# start of Given entries

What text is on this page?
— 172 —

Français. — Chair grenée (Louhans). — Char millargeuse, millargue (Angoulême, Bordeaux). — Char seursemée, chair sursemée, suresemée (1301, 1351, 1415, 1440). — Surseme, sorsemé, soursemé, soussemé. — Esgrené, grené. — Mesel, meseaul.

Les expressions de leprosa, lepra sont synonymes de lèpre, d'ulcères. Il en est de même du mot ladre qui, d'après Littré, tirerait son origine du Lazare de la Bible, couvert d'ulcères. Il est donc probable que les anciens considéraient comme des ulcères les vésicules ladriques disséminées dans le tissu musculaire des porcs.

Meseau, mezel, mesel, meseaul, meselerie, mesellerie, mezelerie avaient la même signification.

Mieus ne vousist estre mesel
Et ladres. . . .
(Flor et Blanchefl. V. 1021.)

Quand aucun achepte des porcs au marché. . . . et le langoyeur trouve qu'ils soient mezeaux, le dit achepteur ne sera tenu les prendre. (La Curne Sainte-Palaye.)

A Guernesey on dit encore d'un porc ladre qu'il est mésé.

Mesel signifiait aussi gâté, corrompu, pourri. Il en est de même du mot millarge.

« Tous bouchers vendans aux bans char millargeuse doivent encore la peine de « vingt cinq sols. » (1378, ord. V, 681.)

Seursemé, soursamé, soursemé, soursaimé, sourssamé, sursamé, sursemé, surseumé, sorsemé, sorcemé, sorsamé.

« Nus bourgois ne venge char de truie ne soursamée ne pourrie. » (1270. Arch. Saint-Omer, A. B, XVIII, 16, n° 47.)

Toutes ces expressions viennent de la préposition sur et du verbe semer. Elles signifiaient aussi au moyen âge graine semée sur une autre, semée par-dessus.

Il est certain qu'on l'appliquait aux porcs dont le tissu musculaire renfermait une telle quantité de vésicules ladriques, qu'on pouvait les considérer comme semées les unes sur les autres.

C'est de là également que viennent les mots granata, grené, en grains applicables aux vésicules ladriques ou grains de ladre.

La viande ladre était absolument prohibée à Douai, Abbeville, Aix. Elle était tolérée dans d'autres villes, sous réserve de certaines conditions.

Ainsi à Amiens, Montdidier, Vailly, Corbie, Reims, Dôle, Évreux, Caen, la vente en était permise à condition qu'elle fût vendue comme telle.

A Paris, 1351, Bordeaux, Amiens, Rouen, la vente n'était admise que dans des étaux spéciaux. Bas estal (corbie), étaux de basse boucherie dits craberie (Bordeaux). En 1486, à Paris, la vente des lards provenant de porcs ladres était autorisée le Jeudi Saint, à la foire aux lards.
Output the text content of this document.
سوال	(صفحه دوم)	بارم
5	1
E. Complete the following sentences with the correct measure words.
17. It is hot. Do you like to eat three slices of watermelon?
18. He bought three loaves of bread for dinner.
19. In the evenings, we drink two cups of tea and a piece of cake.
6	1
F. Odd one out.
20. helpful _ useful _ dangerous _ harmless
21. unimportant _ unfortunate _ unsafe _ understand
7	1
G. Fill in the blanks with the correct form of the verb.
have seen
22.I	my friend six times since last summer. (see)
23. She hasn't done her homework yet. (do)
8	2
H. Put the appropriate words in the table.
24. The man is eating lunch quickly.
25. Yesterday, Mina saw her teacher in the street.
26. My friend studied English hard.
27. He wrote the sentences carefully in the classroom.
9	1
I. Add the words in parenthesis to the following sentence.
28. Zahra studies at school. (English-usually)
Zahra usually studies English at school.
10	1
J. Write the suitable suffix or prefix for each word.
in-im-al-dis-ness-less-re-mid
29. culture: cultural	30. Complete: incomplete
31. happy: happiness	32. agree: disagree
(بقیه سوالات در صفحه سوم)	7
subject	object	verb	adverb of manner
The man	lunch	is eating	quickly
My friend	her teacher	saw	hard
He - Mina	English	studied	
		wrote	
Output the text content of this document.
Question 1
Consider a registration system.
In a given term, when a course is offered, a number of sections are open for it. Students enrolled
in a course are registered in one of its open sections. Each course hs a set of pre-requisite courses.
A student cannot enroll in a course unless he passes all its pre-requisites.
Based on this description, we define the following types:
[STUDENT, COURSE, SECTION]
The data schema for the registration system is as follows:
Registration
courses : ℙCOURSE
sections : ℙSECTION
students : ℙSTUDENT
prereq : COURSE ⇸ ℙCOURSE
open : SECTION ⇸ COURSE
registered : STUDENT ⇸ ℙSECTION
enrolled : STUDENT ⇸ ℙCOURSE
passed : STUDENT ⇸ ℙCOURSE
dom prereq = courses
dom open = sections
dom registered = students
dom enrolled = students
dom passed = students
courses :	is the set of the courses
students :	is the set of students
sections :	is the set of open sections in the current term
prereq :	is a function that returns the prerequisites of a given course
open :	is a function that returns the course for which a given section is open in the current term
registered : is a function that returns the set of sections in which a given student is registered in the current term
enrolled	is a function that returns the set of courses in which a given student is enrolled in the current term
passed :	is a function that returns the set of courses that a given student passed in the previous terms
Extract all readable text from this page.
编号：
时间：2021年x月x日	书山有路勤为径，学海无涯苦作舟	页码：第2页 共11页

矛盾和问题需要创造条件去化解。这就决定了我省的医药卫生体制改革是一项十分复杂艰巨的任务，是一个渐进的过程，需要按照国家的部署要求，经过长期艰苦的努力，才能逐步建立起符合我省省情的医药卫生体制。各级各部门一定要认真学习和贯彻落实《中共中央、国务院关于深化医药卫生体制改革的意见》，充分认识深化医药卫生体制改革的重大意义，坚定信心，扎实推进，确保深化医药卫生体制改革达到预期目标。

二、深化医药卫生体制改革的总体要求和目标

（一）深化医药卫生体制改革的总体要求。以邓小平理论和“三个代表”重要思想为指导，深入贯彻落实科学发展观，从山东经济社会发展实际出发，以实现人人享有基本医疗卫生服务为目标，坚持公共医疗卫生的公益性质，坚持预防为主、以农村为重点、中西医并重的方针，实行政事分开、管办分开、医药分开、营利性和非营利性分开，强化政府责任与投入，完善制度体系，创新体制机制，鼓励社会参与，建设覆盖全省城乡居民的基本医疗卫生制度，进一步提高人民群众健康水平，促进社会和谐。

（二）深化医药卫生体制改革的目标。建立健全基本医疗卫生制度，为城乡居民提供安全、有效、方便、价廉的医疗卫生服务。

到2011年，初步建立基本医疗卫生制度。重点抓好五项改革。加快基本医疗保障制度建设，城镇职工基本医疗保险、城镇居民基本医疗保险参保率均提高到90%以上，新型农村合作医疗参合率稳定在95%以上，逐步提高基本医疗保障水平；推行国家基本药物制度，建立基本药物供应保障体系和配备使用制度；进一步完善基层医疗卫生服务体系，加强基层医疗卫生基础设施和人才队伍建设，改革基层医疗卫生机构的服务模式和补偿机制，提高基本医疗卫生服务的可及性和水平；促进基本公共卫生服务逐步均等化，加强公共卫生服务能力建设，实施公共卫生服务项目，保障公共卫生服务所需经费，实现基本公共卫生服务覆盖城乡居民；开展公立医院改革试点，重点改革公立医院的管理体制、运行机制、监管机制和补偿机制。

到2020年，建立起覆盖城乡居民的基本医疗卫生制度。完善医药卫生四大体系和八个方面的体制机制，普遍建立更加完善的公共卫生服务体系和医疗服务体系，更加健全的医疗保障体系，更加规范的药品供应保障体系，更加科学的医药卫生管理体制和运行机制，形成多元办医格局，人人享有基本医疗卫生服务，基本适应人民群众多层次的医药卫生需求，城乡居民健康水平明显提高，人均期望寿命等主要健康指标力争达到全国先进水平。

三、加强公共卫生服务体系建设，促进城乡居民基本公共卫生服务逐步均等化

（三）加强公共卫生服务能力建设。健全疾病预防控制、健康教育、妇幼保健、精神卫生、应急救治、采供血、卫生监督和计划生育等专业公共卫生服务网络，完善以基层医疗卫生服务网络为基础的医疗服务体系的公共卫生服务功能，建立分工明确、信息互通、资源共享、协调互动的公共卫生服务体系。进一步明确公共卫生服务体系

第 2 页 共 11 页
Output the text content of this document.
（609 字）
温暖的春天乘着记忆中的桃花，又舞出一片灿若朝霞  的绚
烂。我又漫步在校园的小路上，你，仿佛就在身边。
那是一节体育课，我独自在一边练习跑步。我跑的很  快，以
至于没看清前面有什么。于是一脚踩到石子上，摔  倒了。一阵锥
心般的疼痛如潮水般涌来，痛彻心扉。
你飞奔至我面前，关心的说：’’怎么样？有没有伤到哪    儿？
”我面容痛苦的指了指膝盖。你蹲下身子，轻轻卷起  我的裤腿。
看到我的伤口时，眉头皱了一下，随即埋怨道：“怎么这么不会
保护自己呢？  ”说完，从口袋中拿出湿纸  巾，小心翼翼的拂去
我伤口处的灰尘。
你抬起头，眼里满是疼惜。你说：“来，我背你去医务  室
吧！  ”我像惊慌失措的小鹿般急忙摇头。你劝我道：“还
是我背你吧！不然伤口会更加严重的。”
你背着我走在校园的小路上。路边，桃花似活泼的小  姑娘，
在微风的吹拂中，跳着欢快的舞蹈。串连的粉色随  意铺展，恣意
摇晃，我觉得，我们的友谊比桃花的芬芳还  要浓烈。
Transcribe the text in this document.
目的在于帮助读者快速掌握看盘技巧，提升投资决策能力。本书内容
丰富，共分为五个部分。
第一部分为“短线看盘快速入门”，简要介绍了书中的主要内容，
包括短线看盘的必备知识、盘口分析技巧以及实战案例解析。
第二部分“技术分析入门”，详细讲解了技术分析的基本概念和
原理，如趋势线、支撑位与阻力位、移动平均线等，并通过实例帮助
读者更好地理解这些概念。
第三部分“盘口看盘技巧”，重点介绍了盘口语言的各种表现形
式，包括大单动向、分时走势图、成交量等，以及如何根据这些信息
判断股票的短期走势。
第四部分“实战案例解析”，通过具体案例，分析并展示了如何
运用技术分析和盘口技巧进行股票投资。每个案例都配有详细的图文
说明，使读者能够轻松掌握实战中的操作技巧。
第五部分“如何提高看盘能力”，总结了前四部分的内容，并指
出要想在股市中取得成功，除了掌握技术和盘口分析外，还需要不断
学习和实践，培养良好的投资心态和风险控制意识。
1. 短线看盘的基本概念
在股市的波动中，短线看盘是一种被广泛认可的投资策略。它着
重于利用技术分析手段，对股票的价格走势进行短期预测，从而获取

# end of Given entries

● **Written exercise**: Collect each line holding the string "hard".

● **Reply to the exercise**:
26. My friend studied English hard.
My friend	her teacher	saw	hard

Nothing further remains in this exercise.